> _WRITTEN PROBLEM_: Give every line again exactly as it appears, please, but not the pictures.

Data listing:
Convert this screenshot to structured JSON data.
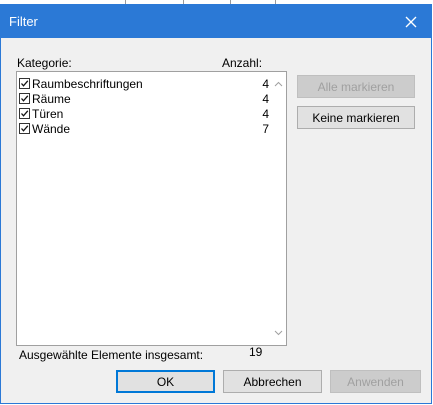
{
  "window": {
    "title": "Filter",
    "close_glyph": "✕"
  },
  "headers": {
    "category": "Kategorie:",
    "count": "Anzahl:"
  },
  "categories": [
    {
      "name": "Raumbeschriftungen",
      "count": "4",
      "checked": true
    },
    {
      "name": "Räume",
      "count": "4",
      "checked": true
    },
    {
      "name": "Türen",
      "count": "4",
      "checked": true
    },
    {
      "name": "Wände",
      "count": "7",
      "checked": true
    }
  ],
  "buttons": {
    "check_all": "Alle markieren",
    "check_none": "Keine markieren",
    "ok": "OK",
    "cancel": "Abbrechen",
    "apply": "Anwenden"
  },
  "total": {
    "label": "Ausgewählte Elemente insgesamt:",
    "value": "19"
  },
  "colors": {
    "titlebar": "#2b79d6",
    "accent": "#0078d7"
  },
  "icons": {
    "close": "close-icon",
    "checkbox": "checkmark-icon",
    "scroll_up": "chevron-up-icon",
    "scroll_down": "chevron-down-icon"
  }
}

> _TASK OUTPUT_:
Convert this screenshot to structured JSON data.
{
  "window": {
    "title": "Filter",
    "close_glyph": "✕"
  },
  "headers": {
    "category": "Kategorie:",
    "count": "Anzahl:"
  },
  "categories": [
    {
      "name": "Raumbeschriftungen",
      "count": "4",
      "checked": true
    },
    {
      "name": "Räume",
      "count": "4",
      "checked": true
    },
    {
      "name": "Türen",
      "count": "4",
      "checked": true
    },
    {
      "name": "Wände",
      "count": "7",
      "checked": true
    }
  ],
  "buttons": {
    "check_all": "Alle markieren",
    "check_none": "Keine markieren",
    "ok": "OK",
    "cancel": "Abbrechen",
    "apply": "Anwenden"
  },
  "total": {
    "label": "Ausgewählte Elemente insgesamt:",
    "value": "19"
  },
  "colors": {
    "titlebar": "#2b79d6",
    "accent": "#0078d7"
  },
  "icons": {
    "close": "close-icon",
    "checkbox": "checkmark-icon",
    "scroll_up": "chevron-up-icon",
    "scroll_down": "chevron-down-icon"
  }
}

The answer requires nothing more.